(EXCERPT Opens)

It wasn't the desired reaction, so she had to console herself with stamping on my bare feet in her shoes. I didn't react to that either and it clearly unnerved her that I didn't, as she only tried to hurt me twice after that (before I cut her off).

I know this experience can be interpreted to justify either position, but from my view, it is easy to mistake being bigger and stronger as being automatically the one who is to blame, when it can be a clearly smaller and weaker physically person. And as the smaller and physically weaker person, she also used the getting in somebody's face when there was nowhere to go technique of dominance/intimidation/trying to engineer an excuse for violence.

Pinkbonbon · 18/08/2023 16:17

Intimidation and threatening behaviour and you reacted. Your body knew the score. He was being threatening and you defended yourself.

You need to leave him.
You are not to blame for defending yourself when someone gets in your space in a threatening manner.

AntiSocial6DaysAWeek · 18/08/2023 16:52

NeverDropYourMooncup · 18/08/2023 15:33

Maybe if they thought of a comparison where they're not smaller and weaker?

(EXCERPT Closes)
(DATA UNDER STUDY Opens)

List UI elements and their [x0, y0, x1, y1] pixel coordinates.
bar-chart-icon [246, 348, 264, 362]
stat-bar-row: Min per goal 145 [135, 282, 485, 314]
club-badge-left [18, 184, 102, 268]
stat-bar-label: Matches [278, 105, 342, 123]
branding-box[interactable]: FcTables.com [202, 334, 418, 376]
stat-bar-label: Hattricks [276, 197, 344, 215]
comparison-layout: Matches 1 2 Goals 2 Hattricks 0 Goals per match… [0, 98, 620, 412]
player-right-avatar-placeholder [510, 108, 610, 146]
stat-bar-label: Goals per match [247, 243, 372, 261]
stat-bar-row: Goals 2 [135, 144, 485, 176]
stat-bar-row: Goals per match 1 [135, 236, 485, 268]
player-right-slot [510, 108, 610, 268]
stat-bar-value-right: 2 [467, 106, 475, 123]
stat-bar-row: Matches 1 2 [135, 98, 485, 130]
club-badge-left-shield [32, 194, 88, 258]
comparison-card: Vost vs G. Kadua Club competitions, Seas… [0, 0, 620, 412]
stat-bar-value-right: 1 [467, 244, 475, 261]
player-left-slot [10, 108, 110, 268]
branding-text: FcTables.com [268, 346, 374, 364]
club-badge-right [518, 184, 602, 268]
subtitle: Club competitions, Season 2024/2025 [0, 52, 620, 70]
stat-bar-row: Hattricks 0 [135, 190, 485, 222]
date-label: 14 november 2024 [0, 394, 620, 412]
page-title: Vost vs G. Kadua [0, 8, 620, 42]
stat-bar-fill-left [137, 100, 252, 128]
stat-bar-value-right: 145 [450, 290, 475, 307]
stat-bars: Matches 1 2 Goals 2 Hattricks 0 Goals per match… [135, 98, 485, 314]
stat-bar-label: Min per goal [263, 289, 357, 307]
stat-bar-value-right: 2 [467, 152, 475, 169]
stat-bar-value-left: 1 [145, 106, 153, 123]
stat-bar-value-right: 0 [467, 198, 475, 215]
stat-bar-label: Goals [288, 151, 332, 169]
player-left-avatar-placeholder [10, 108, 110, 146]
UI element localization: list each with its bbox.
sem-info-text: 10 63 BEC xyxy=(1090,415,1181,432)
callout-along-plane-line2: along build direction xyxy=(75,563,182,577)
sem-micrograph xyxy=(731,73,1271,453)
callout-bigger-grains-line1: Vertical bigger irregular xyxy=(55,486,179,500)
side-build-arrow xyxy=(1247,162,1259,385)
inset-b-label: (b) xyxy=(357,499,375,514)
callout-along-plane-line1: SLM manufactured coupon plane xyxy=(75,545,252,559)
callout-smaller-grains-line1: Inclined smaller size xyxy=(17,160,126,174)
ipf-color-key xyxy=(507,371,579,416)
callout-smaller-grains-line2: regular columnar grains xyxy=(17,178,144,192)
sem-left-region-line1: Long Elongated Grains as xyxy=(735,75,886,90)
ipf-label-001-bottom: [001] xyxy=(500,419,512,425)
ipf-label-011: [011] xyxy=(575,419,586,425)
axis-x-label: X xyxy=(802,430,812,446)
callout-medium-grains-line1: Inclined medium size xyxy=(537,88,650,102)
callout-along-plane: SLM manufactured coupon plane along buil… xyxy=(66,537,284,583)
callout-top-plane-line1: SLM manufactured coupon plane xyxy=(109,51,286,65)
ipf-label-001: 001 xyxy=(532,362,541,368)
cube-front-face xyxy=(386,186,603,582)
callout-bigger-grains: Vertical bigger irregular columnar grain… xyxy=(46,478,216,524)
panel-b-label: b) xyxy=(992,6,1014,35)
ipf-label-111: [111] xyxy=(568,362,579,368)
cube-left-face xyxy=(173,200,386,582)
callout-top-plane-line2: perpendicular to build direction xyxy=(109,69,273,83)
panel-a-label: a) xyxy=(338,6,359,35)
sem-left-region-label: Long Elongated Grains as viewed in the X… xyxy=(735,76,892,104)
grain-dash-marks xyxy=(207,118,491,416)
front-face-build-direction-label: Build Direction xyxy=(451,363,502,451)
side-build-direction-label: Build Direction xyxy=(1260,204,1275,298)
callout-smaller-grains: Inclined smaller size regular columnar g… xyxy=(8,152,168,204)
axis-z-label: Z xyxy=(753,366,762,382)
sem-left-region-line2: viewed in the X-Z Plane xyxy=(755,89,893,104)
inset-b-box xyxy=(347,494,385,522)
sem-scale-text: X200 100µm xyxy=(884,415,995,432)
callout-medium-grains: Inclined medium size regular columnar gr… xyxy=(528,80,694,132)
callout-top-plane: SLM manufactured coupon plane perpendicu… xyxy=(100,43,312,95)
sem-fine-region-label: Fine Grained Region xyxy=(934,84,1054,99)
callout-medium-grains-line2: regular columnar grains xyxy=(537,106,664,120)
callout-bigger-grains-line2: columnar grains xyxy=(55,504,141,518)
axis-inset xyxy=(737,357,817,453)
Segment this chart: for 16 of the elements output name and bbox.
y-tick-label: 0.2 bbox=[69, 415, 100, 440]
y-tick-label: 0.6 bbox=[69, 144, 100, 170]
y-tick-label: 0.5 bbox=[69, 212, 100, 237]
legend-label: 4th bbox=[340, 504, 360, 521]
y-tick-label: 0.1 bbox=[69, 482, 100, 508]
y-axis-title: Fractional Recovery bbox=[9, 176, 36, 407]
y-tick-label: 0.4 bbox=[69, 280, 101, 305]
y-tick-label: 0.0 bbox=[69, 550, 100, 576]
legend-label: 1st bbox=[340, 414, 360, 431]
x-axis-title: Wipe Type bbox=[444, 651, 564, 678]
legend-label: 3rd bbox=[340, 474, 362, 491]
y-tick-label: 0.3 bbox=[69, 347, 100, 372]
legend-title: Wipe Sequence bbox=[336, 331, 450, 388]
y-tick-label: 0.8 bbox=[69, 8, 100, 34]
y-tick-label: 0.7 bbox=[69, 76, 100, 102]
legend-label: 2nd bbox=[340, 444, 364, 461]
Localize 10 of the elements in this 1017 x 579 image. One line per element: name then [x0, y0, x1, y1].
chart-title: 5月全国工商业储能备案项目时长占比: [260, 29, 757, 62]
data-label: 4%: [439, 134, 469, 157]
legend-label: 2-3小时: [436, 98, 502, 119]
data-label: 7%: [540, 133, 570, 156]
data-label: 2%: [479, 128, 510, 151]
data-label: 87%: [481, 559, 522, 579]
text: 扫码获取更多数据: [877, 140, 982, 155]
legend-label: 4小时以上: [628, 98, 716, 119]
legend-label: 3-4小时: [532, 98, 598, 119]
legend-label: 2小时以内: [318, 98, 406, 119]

(DATA UNDER STUDY Closes)

AIM OF THE EXERCISE — In the forum thread, how many more times did she try to hurt the writer after stamping on their bare feet? The items come from a separate source, not from the forum thread.

SOLUTION BELOW — Twice.